━━━━━ Excerpted records ━━━━━

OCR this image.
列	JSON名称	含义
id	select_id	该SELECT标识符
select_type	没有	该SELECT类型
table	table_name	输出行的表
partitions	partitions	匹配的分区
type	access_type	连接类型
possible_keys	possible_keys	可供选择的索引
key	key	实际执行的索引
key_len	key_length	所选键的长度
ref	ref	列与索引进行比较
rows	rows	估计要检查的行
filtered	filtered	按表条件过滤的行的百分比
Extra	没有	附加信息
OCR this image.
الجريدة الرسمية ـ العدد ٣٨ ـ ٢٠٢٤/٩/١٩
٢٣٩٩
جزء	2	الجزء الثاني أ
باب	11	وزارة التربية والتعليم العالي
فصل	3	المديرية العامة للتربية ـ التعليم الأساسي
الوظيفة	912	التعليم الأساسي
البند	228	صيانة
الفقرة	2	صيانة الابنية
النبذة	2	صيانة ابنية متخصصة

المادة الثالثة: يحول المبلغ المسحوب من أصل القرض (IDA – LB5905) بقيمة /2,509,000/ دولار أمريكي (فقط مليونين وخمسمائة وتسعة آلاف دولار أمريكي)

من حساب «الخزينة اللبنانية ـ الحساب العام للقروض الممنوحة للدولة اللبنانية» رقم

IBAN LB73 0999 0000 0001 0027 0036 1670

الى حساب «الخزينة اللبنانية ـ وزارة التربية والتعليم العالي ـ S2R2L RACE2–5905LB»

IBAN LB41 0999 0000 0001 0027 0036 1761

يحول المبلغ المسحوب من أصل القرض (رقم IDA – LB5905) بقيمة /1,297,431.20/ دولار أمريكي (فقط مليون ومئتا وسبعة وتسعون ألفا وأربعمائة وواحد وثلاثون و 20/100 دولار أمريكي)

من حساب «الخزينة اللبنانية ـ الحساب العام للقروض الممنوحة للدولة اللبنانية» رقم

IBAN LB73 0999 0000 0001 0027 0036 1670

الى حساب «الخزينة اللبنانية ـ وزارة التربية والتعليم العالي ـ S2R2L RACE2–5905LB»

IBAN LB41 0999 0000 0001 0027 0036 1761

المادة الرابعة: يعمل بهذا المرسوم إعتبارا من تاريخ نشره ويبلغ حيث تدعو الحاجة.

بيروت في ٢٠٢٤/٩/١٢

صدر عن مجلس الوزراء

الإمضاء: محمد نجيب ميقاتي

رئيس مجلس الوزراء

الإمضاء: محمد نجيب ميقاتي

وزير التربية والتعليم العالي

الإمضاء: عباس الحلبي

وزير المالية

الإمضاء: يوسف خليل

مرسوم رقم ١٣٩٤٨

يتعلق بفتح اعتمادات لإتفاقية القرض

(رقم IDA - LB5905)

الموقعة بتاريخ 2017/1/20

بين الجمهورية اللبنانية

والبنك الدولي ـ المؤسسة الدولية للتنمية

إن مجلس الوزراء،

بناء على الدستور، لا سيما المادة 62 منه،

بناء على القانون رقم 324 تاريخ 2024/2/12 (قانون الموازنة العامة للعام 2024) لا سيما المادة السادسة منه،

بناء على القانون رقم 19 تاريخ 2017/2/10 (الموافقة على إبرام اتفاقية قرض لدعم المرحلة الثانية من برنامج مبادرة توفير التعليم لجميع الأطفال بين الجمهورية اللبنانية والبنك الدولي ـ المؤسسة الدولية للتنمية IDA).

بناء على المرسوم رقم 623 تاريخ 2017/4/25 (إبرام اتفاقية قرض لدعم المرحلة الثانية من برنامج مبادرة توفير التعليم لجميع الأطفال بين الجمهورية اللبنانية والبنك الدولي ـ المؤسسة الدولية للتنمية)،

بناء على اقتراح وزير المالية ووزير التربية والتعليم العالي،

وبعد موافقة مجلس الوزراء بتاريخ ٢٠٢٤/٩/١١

━━━━━

Short exercise: Print all of the entries again, exactly as written.

Expected answer:
OCR this image.
列	JSON名称	含义
id	select_id	该SELECT标识符
select_type	没有	该SELECT类型
table	table_name	输出行的表
partitions	partitions	匹配的分区
type	access_type	连接类型
possible_keys	possible_keys	可供选择的索引
key	key	实际执行的索引
key_len	key_length	所选键的长度
ref	ref	列与索引进行比较
rows	rows	估计要检查的行
filtered	filtered	按表条件过滤的行的百分比
Extra	没有	附加信息
OCR this image.
الجريدة الرسمية ـ العدد ٣٨ ـ ٢٠٢٤/٩/١٩
٢٣٩٩
جزء	2	الجزء الثاني أ
باب	11	وزارة التربية والتعليم العالي
فصل	3	المديرية العامة للتربية ـ التعليم الأساسي
الوظيفة	912	التعليم الأساسي
البند	228	صيانة
الفقرة	2	صيانة الابنية
النبذة	2	صيانة ابنية متخصصة

المادة الثالثة: يحول المبلغ المسحوب من أصل القرض (IDA – LB5905) بقيمة /2,509,000/ دولار أمريكي (فقط مليونين وخمسمائة وتسعة آلاف دولار أمريكي)

من حساب «الخزينة اللبنانية ـ الحساب العام للقروض الممنوحة للدولة اللبنانية» رقم

IBAN LB73 0999 0000 0001 0027 0036 1670

الى حساب «الخزينة اللبنانية ـ وزارة التربية والتعليم العالي ـ S2R2L RACE2–5905LB»

IBAN LB41 0999 0000 0001 0027 0036 1761

يحول المبلغ المسحوب من أصل القرض (رقم IDA – LB5905) بقيمة /1,297,431.20/ دولار أمريكي (فقط مليون ومئتا وسبعة وتسعون ألفا وأربعمائة وواحد وثلاثون و 20/100 دولار أمريكي)

من حساب «الخزينة اللبنانية ـ الحساب العام للقروض الممنوحة للدولة اللبنانية» رقم

IBAN LB73 0999 0000 0001 0027 0036 1670

الى حساب «الخزينة اللبنانية ـ وزارة التربية والتعليم العالي ـ S2R2L RACE2–5905LB»

IBAN LB41 0999 0000 0001 0027 0036 1761

المادة الرابعة: يعمل بهذا المرسوم إعتبارا من تاريخ نشره ويبلغ حيث تدعو الحاجة.

بيروت في ٢٠٢٤/٩/١٢

صدر عن مجلس الوزراء

الإمضاء: محمد نجيب ميقاتي

رئيس مجلس الوزراء

الإمضاء: محمد نجيب ميقاتي

وزير التربية والتعليم العالي

الإمضاء: عباس الحلبي

وزير المالية

الإمضاء: يوسف خليل

مرسوم رقم ١٣٩٤٨

يتعلق بفتح اعتمادات لإتفاقية القرض

(رقم IDA - LB5905)

الموقعة بتاريخ 2017/1/20

بين الجمهورية اللبنانية

والبنك الدولي ـ المؤسسة الدولية للتنمية

إن مجلس الوزراء،

بناء على الدستور، لا سيما المادة 62 منه،

بناء على القانون رقم 324 تاريخ 2024/2/12 (قانون الموازنة العامة للعام 2024) لا سيما المادة السادسة منه،

بناء على القانون رقم 19 تاريخ 2017/2/10 (الموافقة على إبرام اتفاقية قرض لدعم المرحلة الثانية من برنامج مبادرة توفير التعليم لجميع الأطفال بين الجمهورية اللبنانية والبنك الدولي ـ المؤسسة الدولية للتنمية IDA).

بناء على المرسوم رقم 623 تاريخ 2017/4/25 (إبرام اتفاقية قرض لدعم المرحلة الثانية من برنامج مبادرة توفير التعليم لجميع الأطفال بين الجمهورية اللبنانية والبنك الدولي ـ المؤسسة الدولية للتنمية)،

بناء على اقتراح وزير المالية ووزير التربية والتعليم العالي،

وبعد موافقة مجلس الوزراء بتاريخ ٢٠٢٤/٩/١١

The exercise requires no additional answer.